Entries shown:

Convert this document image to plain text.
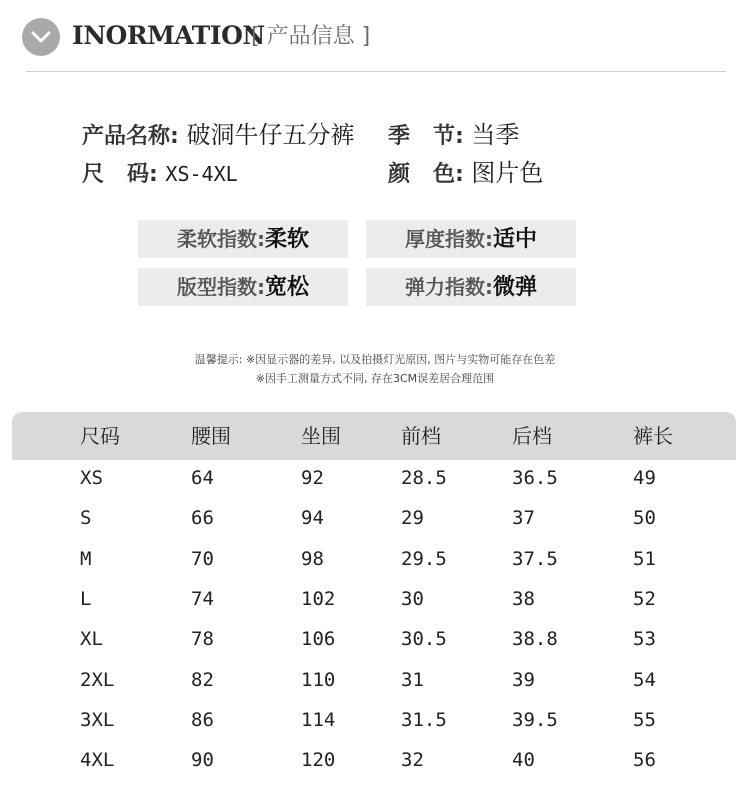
INORMATION
[ 产品信息 ]
产品名称: 破洞牛仔五分裤 季   节: 当季
尺   码: XS-4XL	颜   色: 图片色
柔软指数:柔软	厚度指数:适中
版型指数:宽松	弹力指数:微弹
温馨提示: ※因显示器的差异, 以及拍摄灯光原因, 图片与实物可能存在色差
※因手工测量方式不同, 存在3CM误差居合理范围
尺码	腰围	坐围	前档	后档	裤长
XS	64	92	28.5	36.5	49
S	66	94	29	37	50
M	70	98	29.5	37.5	51
L	74	102	30	38	52
XL	78	106	30.5	38.8	53
2XL	82	110	31	39	54
3XL	86	114	31.5	39.5	55
4XL	90	120	32	40	56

Directions for this task: Reproduce the data verbatim. Do not carry any picture into the copy.

Solution:
Convert this document image to plain text.
INORMATION
[ 产品信息 ]
产品名称: 破洞牛仔五分裤 季   节: 当季
尺   码: XS-4XL	颜   色: 图片色
柔软指数:柔软	厚度指数:适中
版型指数:宽松	弹力指数:微弹
温馨提示: ※因显示器的差异, 以及拍摄灯光原因, 图片与实物可能存在色差
※因手工测量方式不同, 存在3CM误差居合理范围
尺码	腰围	坐围	前档	后档	裤长
XS	64	92	28.5	36.5	49
S	66	94	29	37	50
M	70	98	29.5	37.5	51
L	74	102	30	38	52
XL	78	106	30.5	38.8	53
2XL	82	110	31	39	54
3XL	86	114	31.5	39.5	55
4XL	90	120	32	40	56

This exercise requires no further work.